Start Records to process

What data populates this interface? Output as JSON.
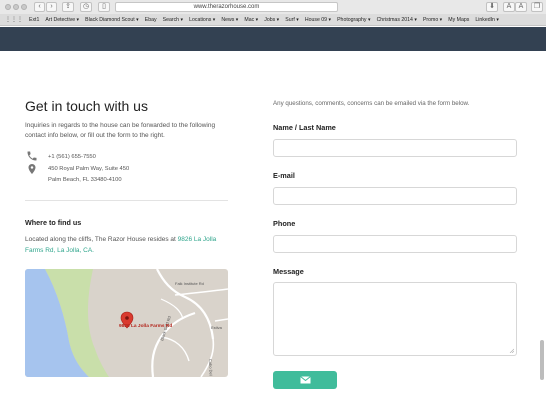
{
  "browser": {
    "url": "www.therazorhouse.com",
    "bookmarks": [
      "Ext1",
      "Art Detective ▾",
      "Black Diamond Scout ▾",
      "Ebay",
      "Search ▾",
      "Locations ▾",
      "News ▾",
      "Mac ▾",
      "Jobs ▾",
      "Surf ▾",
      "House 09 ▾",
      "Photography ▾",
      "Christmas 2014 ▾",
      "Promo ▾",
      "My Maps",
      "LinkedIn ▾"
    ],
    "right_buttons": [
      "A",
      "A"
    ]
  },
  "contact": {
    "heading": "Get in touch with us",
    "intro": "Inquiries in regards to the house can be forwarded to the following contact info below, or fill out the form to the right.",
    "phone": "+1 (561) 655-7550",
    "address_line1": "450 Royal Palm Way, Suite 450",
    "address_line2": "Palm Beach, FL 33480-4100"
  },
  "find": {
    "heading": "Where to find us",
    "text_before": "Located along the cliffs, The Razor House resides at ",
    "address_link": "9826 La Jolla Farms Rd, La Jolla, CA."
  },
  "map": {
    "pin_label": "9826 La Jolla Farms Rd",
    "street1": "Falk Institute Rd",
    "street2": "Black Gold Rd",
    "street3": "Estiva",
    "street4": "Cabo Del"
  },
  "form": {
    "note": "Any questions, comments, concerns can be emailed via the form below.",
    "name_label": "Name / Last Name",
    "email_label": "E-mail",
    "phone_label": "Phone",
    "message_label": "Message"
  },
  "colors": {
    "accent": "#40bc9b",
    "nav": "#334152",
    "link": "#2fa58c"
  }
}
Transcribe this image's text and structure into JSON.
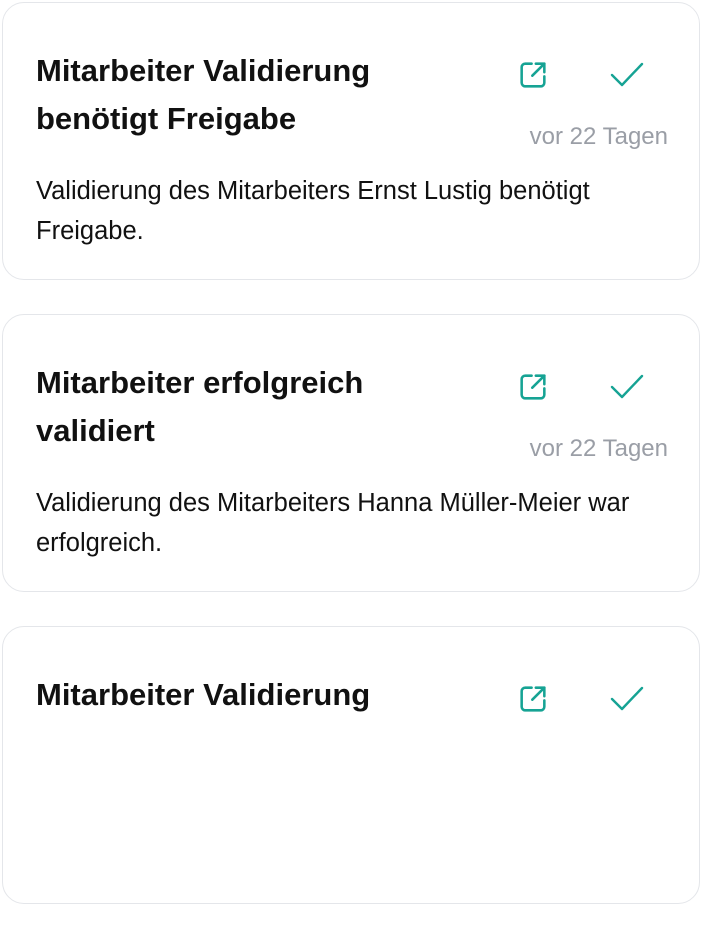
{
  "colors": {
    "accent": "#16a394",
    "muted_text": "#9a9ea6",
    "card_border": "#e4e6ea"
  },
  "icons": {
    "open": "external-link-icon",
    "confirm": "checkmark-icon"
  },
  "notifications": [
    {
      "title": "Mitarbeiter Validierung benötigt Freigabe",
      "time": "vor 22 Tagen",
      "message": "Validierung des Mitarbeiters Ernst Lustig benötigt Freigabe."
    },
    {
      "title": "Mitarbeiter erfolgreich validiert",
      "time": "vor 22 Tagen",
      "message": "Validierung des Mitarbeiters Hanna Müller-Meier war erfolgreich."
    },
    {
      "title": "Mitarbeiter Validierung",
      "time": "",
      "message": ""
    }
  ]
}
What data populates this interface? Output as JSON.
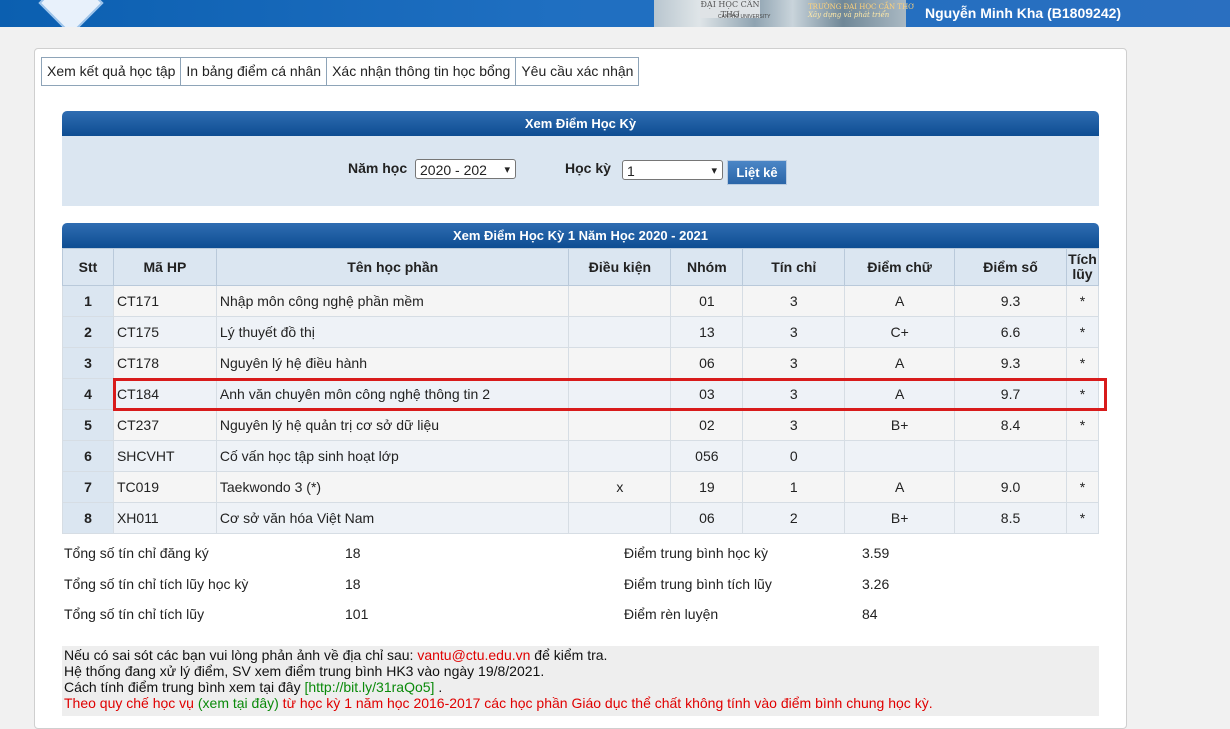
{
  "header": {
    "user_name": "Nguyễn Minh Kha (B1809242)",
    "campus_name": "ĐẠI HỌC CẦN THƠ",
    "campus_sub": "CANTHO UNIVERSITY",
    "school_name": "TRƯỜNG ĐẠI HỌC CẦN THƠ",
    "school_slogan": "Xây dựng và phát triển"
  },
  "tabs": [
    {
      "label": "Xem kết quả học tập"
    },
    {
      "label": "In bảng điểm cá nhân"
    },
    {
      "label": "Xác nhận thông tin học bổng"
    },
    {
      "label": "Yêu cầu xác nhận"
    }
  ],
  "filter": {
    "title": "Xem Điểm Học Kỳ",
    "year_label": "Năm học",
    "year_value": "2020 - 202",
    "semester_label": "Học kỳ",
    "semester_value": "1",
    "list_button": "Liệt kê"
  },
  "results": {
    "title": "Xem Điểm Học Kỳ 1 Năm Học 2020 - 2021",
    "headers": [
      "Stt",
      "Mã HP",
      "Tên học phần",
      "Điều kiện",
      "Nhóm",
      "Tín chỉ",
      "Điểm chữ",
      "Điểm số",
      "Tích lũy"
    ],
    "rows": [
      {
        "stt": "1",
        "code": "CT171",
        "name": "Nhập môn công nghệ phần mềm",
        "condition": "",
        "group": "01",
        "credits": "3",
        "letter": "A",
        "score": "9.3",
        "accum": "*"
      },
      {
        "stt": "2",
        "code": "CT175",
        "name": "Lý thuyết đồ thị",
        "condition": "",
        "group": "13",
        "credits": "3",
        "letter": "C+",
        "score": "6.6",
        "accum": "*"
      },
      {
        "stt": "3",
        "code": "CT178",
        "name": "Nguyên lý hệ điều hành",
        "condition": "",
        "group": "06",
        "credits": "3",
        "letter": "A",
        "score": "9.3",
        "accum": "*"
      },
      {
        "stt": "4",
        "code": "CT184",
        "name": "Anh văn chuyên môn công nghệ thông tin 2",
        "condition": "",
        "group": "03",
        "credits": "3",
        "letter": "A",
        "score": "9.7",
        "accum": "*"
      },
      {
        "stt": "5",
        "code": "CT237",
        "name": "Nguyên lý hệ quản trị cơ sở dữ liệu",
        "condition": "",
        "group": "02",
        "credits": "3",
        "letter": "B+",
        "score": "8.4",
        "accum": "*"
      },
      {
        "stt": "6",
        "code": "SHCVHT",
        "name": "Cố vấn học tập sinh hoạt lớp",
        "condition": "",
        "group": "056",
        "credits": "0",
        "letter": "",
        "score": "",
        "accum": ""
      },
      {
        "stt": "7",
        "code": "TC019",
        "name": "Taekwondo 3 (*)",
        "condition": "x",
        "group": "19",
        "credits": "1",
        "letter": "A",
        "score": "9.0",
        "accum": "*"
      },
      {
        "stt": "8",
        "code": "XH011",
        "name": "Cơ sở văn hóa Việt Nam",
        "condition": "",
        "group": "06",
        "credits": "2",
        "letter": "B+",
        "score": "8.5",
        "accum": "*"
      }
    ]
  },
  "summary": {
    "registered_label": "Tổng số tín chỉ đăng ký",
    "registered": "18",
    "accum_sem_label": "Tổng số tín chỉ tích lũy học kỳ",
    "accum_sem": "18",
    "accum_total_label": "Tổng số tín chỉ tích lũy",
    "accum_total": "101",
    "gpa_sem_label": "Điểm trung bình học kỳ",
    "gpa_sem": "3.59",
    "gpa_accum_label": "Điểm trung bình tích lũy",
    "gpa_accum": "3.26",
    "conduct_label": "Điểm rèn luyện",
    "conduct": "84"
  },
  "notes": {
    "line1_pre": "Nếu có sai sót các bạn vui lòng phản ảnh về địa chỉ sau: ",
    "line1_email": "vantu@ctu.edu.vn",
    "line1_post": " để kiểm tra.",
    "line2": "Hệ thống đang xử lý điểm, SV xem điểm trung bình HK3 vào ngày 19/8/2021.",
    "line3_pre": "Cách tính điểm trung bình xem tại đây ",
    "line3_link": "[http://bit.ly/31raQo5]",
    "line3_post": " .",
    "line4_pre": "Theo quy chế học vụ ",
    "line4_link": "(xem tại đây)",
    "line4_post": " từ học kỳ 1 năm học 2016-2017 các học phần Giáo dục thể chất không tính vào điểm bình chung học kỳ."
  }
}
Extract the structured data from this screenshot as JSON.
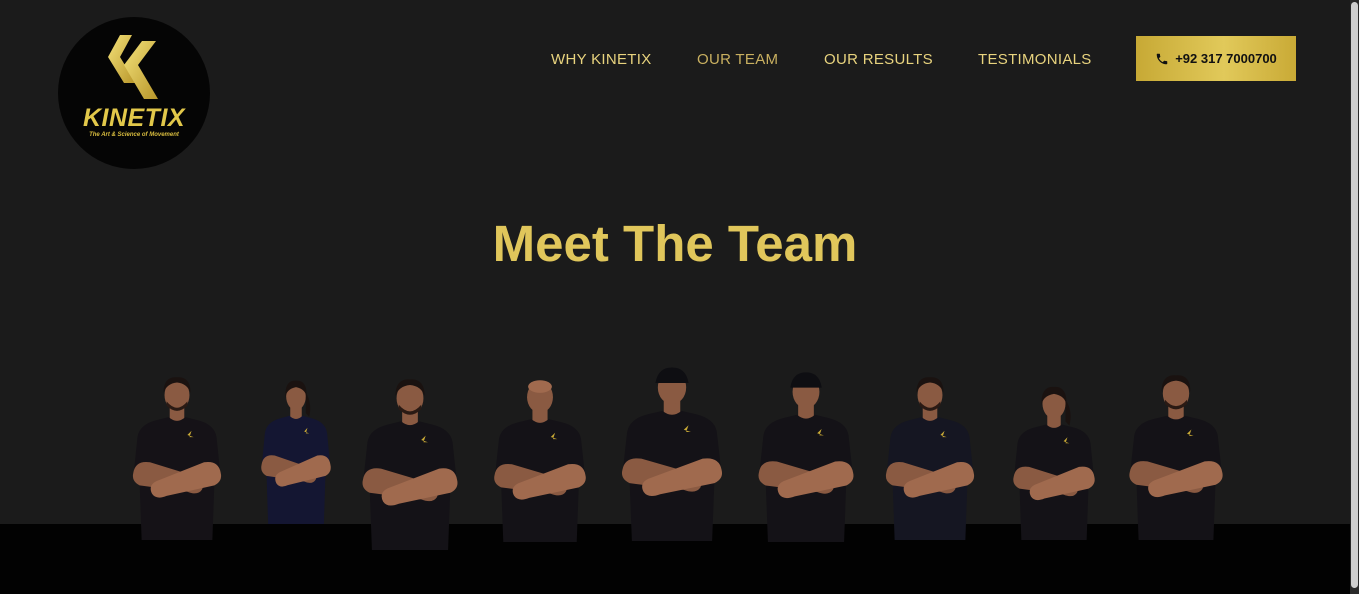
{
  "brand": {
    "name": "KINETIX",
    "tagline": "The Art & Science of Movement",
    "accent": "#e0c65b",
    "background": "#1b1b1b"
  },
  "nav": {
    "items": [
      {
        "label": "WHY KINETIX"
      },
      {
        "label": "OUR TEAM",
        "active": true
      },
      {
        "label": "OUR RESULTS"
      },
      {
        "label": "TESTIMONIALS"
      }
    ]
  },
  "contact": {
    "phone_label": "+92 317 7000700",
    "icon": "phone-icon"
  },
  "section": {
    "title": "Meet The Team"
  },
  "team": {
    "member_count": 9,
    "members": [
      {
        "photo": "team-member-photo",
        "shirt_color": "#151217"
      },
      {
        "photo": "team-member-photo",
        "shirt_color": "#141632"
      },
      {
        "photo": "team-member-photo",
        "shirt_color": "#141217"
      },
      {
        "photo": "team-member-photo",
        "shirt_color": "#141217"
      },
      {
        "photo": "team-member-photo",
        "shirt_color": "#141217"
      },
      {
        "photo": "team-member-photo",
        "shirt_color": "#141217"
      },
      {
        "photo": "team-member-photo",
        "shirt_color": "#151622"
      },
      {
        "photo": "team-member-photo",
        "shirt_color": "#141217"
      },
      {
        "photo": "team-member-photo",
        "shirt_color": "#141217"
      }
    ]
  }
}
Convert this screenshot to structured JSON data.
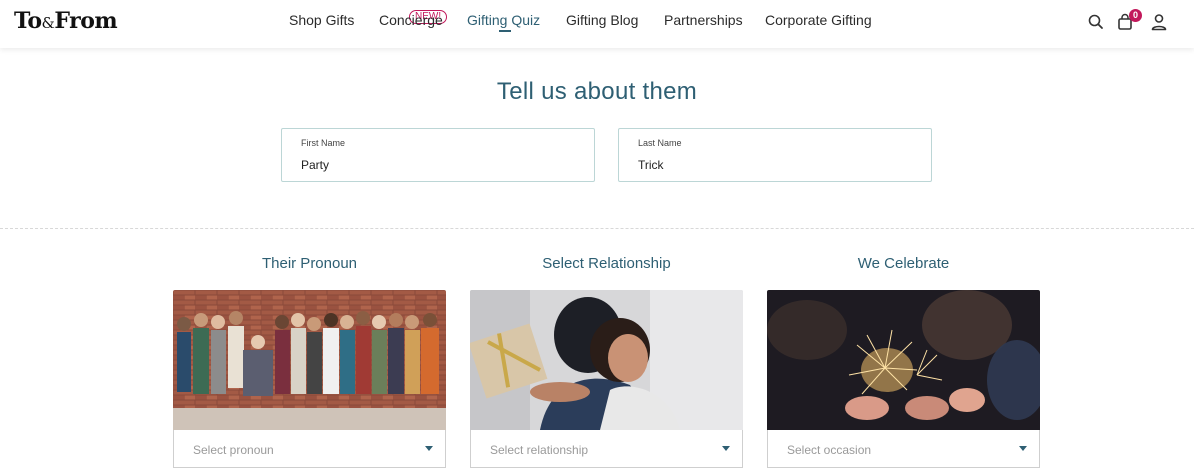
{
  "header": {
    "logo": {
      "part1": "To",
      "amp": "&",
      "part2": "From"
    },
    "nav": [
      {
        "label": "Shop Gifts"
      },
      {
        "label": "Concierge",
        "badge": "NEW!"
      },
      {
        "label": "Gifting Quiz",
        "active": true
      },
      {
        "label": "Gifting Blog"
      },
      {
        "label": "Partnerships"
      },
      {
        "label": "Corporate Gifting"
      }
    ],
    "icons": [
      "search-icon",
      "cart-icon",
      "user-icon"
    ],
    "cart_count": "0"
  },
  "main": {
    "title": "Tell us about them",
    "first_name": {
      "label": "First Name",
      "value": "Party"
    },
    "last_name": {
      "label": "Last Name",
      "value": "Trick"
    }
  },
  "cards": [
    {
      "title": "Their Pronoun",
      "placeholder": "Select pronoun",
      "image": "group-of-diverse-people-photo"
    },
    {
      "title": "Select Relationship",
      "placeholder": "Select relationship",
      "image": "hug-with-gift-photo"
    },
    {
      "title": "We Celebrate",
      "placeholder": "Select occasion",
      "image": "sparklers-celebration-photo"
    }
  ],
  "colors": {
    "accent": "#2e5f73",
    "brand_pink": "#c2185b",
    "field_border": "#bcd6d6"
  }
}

End Records to process

### [What to produce]
Pick out each line containing the string "Black" and copy it.

### [Response to the task]
      "Black Diamond Scout ▾",
    "street2": "Black Gold Rd",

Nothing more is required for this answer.